__EXERCISE DESCRIPTION__
Repeat the data below exactly, dropping any pictures it holds.

__RECORDS FOR THIS TASK__
○ ○ ○ ○ ○ ○ ○

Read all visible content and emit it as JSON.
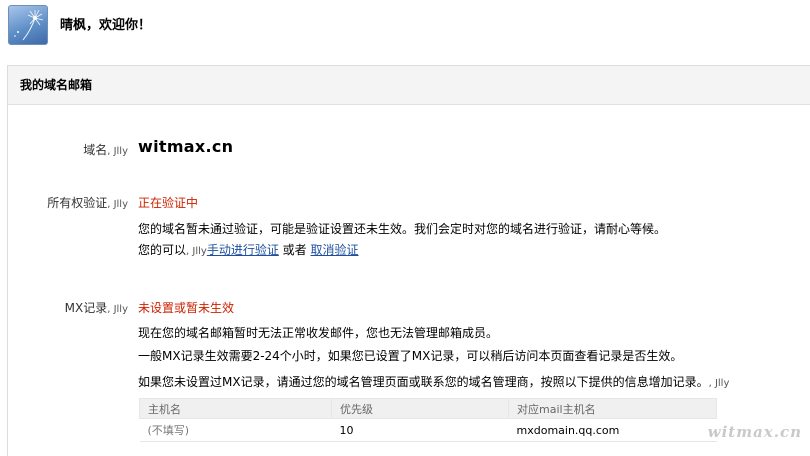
{
  "header": {
    "greeting": "晴枫，欢迎你！"
  },
  "panel": {
    "title": "我的域名邮箱"
  },
  "domain": {
    "label": "域名",
    "mark": "Jlly",
    "value": "witmax.cn"
  },
  "ownership": {
    "label": "所有权验证",
    "mark": "Jlly",
    "status": "正在验证中",
    "desc": "您的域名暂未通过验证，可能是验证设置还未生效。我们会定时对您的域名进行验证，请耐心等候。",
    "action_prefix": "您的可以",
    "action_mark": "Jlly",
    "manual_link": "手动进行验证",
    "or_text": "或者",
    "cancel_link": "取消验证"
  },
  "mx": {
    "label": "MX记录",
    "mark": "Jlly",
    "status": "未设置或暂未生效",
    "line1": "现在您的域名邮箱暂时无法正常收发邮件，您也无法管理邮箱成员。",
    "line2": "一般MX记录生效需要2-24个小时，如果您已设置了MX记录，可以稍后访问本页面查看记录是否生效。",
    "line3": "如果您未设置过MX记录，请通过您的域名管理页面或联系您的域名管理商，按照以下提供的信息增加记录。",
    "line3_mark": "Jlly",
    "table": {
      "headers": [
        "主机名",
        "优先级",
        "对应mail主机名"
      ],
      "rows": [
        {
          "host": "(不填写)",
          "priority": "10",
          "mail_host": "mxdomain.qq.com"
        }
      ]
    }
  },
  "watermark": "witmax.cn",
  "colors": {
    "status_red": "#cc2200",
    "link_blue": "#1d4f9e"
  }
}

○ ○ ○ ○ ○ ○ ○

__PROBLEM SOLUTION__
Read all visible content and emit it as JSON.
{
  "header": {
    "greeting": "晴枫，欢迎你！"
  },
  "panel": {
    "title": "我的域名邮箱"
  },
  "domain": {
    "label": "域名",
    "mark": "Jlly",
    "value": "witmax.cn"
  },
  "ownership": {
    "label": "所有权验证",
    "mark": "Jlly",
    "status": "正在验证中",
    "desc": "您的域名暂未通过验证，可能是验证设置还未生效。我们会定时对您的域名进行验证，请耐心等候。",
    "action_prefix": "您的可以",
    "action_mark": "Jlly",
    "manual_link": "手动进行验证",
    "or_text": "或者",
    "cancel_link": "取消验证"
  },
  "mx": {
    "label": "MX记录",
    "mark": "Jlly",
    "status": "未设置或暂未生效",
    "line1": "现在您的域名邮箱暂时无法正常收发邮件，您也无法管理邮箱成员。",
    "line2": "一般MX记录生效需要2-24个小时，如果您已设置了MX记录，可以稍后访问本页面查看记录是否生效。",
    "line3": "如果您未设置过MX记录，请通过您的域名管理页面或联系您的域名管理商，按照以下提供的信息增加记录。",
    "line3_mark": "Jlly",
    "table": {
      "headers": [
        "主机名",
        "优先级",
        "对应mail主机名"
      ],
      "rows": [
        {
          "host": "(不填写)",
          "priority": "10",
          "mail_host": "mxdomain.qq.com"
        }
      ]
    }
  },
  "watermark": "witmax.cn",
  "colors": {
    "status_red": "#cc2200",
    "link_blue": "#1d4f9e"
  }
}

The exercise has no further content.